→ **Material provided**
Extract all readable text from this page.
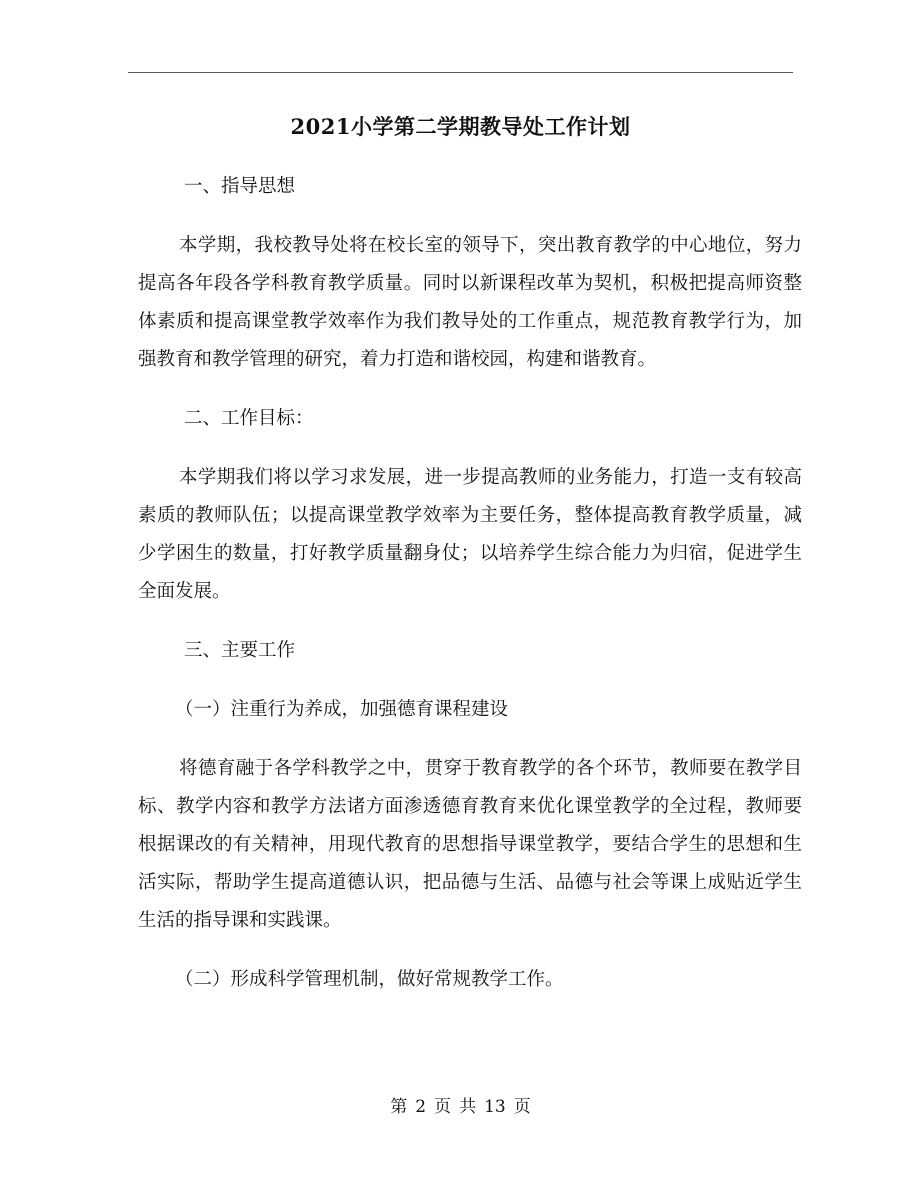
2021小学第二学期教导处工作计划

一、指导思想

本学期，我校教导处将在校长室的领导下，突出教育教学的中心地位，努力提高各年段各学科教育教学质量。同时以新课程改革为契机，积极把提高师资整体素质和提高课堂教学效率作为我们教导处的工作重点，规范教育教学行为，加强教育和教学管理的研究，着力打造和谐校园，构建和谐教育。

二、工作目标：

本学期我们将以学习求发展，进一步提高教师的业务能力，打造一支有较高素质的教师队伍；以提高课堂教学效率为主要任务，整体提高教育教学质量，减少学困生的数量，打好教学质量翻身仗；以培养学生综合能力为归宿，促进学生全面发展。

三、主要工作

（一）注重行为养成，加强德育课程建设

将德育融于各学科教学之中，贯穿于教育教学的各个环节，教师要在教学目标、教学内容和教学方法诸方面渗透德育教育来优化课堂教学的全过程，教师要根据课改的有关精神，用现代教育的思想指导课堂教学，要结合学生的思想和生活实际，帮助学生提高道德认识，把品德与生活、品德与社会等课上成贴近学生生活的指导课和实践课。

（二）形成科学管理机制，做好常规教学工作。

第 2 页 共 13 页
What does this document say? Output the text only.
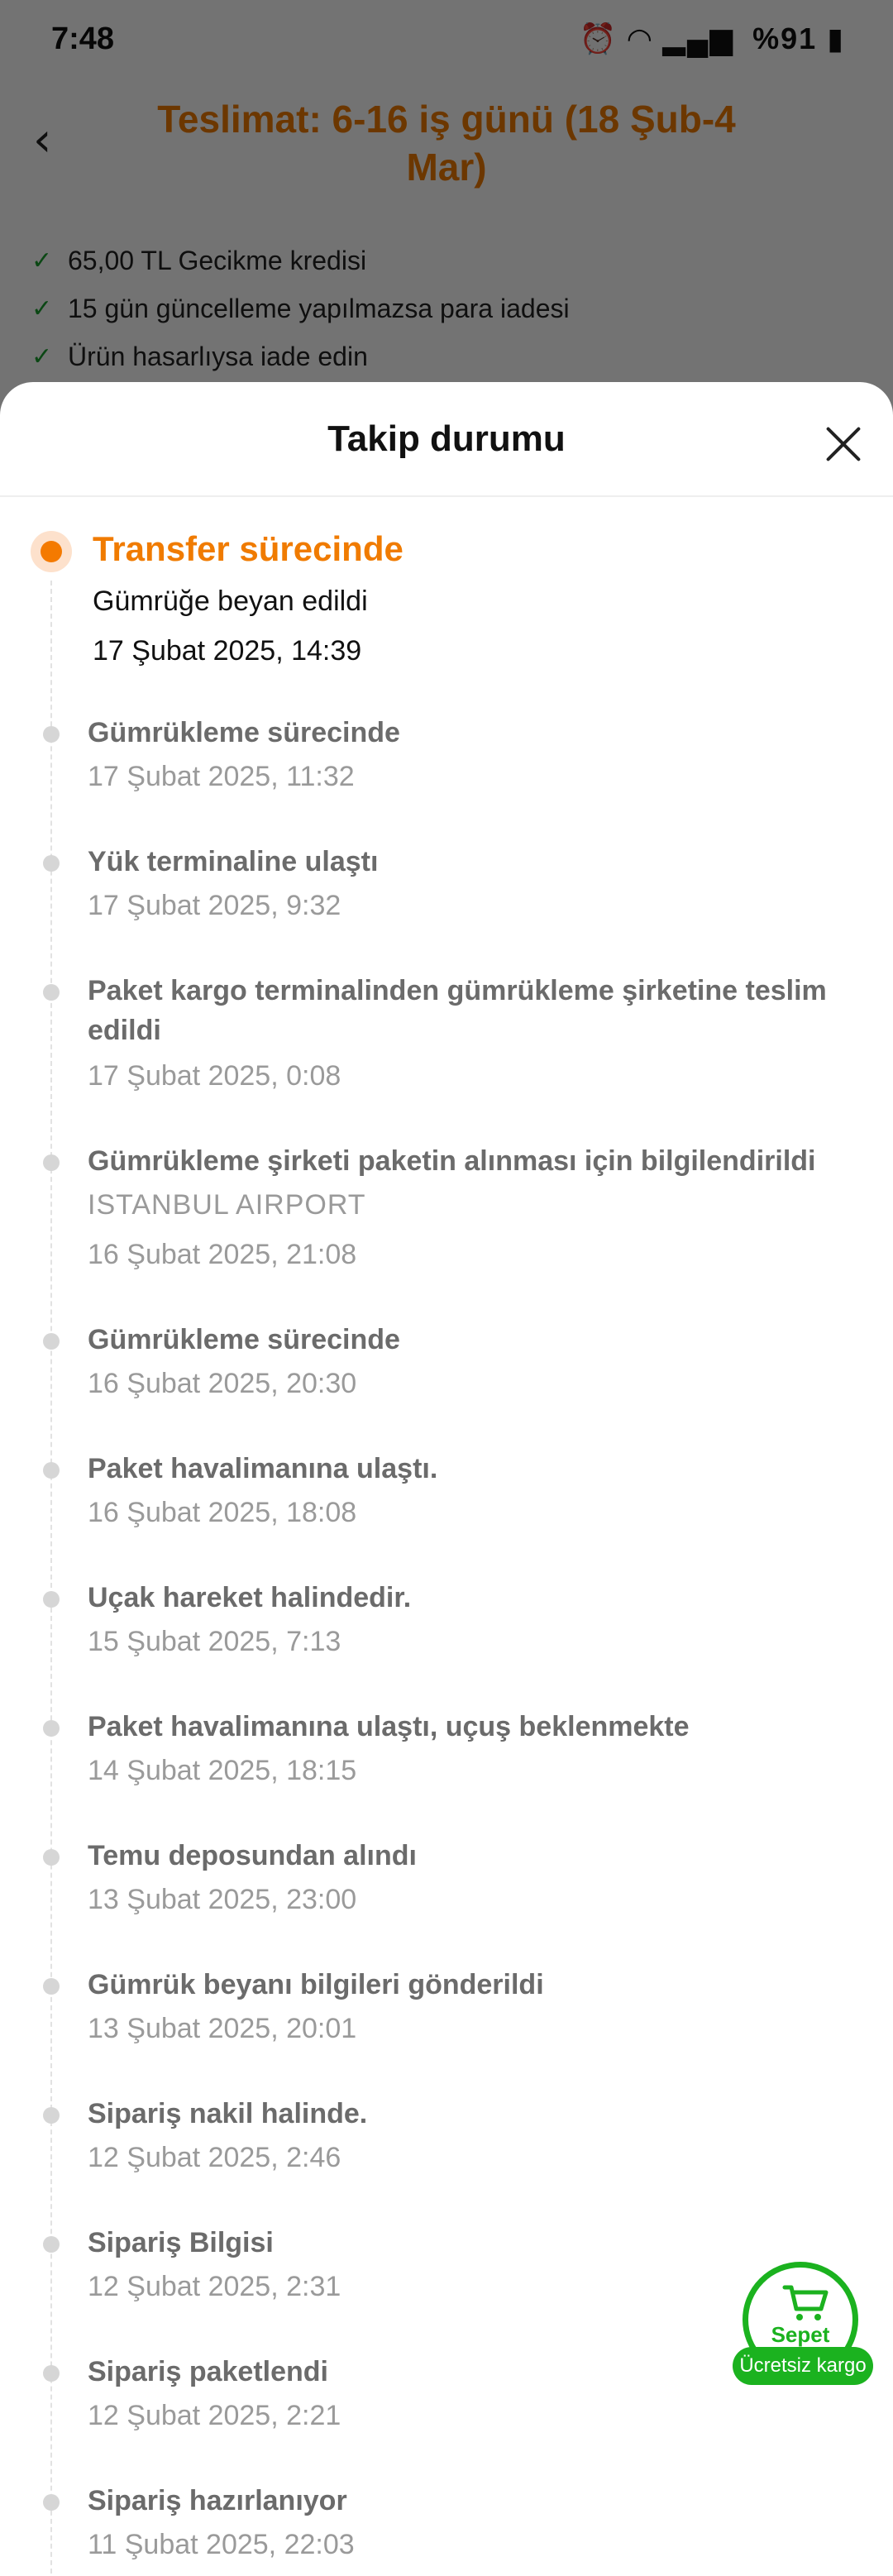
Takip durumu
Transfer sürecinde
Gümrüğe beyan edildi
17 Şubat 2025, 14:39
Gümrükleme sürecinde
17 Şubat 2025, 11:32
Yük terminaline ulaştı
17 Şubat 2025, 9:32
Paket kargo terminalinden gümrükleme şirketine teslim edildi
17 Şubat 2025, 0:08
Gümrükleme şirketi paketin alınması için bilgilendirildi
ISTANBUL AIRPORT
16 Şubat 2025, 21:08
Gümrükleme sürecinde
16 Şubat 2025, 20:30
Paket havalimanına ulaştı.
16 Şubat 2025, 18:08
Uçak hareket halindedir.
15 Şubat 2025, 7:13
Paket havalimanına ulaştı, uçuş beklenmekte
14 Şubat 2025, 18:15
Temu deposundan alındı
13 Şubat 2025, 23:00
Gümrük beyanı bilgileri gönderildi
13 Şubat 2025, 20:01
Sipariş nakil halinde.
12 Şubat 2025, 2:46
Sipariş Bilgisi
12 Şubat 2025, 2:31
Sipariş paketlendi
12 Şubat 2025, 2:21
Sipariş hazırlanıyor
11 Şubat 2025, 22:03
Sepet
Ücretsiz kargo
---
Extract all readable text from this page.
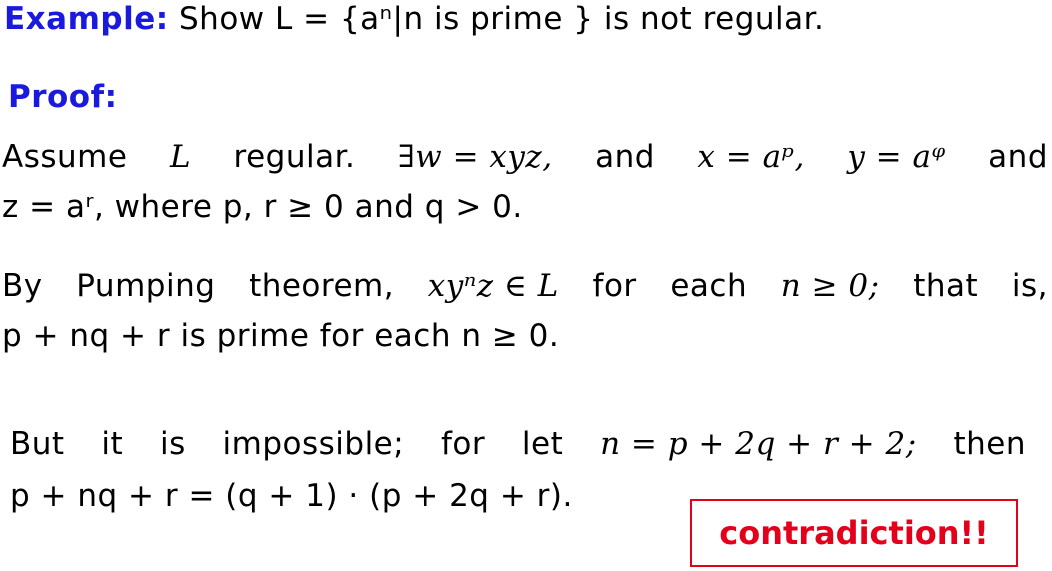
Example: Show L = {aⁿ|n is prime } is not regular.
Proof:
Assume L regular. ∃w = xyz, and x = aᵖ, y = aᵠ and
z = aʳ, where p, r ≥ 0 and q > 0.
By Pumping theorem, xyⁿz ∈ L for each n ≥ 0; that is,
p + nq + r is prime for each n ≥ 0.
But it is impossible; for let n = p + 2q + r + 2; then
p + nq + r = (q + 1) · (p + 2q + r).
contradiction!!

→ **Task requirements**
Gather up the lines containing the word "prime" from these records and copy them.

→ **Written reply**
Example: Show L = {aⁿ|n is prime } is not regular.
p + nq + r is prime for each n ≥ 0.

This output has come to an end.